Stored data entries
—————

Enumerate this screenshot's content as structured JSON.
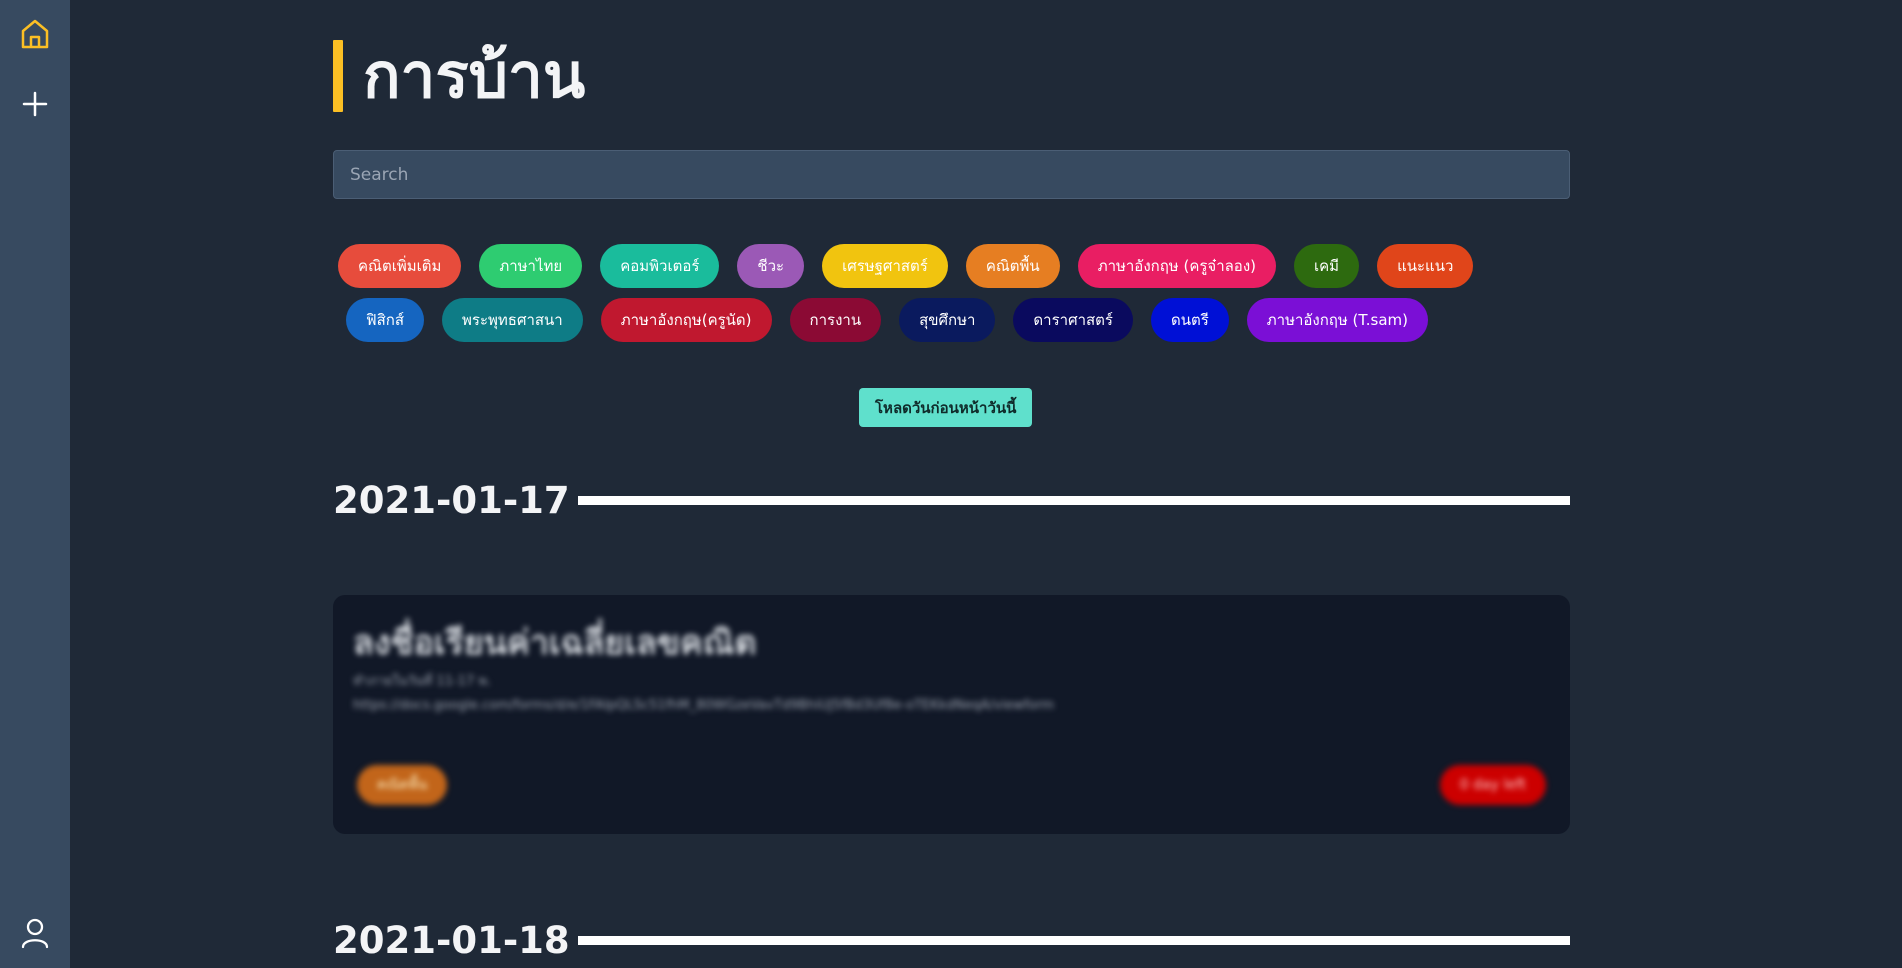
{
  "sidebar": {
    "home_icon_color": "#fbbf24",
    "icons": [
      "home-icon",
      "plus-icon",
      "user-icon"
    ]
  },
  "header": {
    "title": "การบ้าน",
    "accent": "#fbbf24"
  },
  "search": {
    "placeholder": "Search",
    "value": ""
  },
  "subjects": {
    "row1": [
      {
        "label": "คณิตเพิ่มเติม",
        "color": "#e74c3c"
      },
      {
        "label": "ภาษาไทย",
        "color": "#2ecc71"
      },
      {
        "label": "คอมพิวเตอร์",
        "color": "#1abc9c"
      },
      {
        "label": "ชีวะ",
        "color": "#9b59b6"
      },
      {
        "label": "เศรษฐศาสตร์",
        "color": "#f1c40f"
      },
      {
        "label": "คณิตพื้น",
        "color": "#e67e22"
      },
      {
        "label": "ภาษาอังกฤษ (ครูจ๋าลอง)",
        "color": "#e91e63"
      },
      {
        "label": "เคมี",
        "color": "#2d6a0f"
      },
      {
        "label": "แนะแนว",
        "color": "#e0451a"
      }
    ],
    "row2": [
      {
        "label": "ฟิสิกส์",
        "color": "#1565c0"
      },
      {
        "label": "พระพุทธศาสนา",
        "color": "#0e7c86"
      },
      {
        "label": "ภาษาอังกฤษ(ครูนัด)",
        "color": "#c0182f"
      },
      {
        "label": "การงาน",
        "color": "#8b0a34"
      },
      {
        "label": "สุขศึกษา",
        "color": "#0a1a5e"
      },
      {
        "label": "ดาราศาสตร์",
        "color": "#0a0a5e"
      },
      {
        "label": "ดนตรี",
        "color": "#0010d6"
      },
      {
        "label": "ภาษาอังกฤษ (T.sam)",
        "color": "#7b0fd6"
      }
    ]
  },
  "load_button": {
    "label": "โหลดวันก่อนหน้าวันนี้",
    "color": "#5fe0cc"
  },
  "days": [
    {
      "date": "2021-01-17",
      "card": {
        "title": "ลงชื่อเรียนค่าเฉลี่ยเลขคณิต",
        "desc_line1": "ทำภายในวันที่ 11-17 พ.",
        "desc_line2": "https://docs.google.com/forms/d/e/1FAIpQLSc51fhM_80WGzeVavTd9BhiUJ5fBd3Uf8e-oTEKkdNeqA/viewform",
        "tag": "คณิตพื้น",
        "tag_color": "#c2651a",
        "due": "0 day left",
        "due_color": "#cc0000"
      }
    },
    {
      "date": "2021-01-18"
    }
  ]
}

—————

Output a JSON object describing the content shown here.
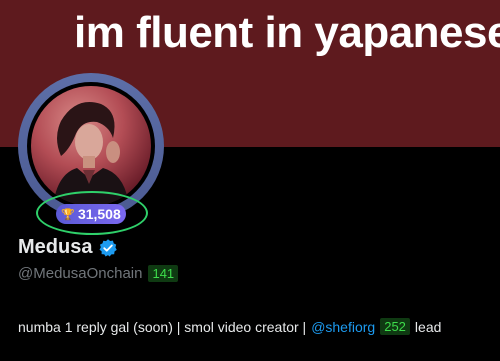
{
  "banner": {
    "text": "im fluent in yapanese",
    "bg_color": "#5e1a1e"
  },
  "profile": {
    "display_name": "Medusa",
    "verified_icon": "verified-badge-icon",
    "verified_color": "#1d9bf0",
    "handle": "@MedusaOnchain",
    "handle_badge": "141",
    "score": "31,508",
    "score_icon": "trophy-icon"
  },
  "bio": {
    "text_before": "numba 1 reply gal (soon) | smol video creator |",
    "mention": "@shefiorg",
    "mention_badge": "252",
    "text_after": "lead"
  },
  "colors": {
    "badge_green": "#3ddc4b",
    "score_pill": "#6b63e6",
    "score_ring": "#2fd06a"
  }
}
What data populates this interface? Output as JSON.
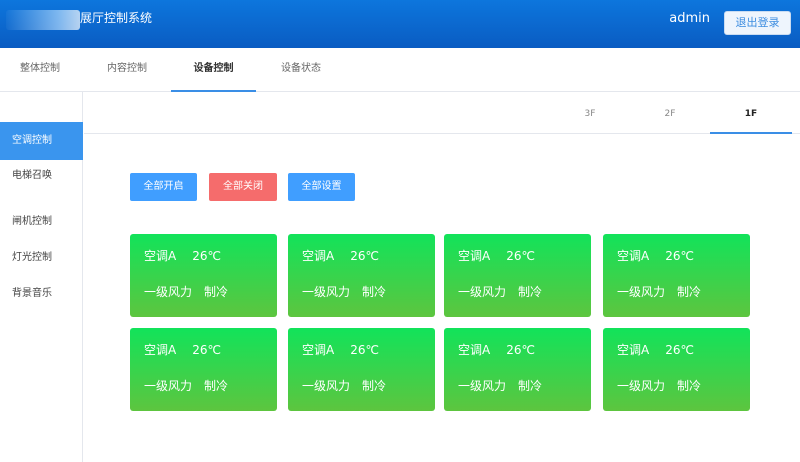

—————

Work to be completed
Any pictures should be left out. Reproduce every line from the one holding "Output a JSON" down to the one holding "What data populates", both of those lines included.

Full solution
Output a JSON object describing the content shown here.
{
  "banner": {
    "text": "im fluent in yapanese",
    "bg_color": "#5e1a1e"
  },
  "profile": {
    "display_name": "Medusa",
    "verified_icon": "verified-badge-icon",
    "verified_color": "#1d9bf0",
    "handle": "@MedusaOnchain",
    "handle_badge": "141",
    "score": "31,508",
    "score_icon": "trophy-icon"
  },
  "bio": {
    "text_before": "numba 1 reply gal (soon) | smol video creator |",
    "mention": "@shefiorg",
    "mention_badge": "252",
    "text_after": "lead"
  },
  "colors": {
    "badge_green": "#3ddc4b",
    "score_pill": "#6b63e6",
    "score_ring": "#2fd06a"
  }
}
What data populates this interface? Output as JSON.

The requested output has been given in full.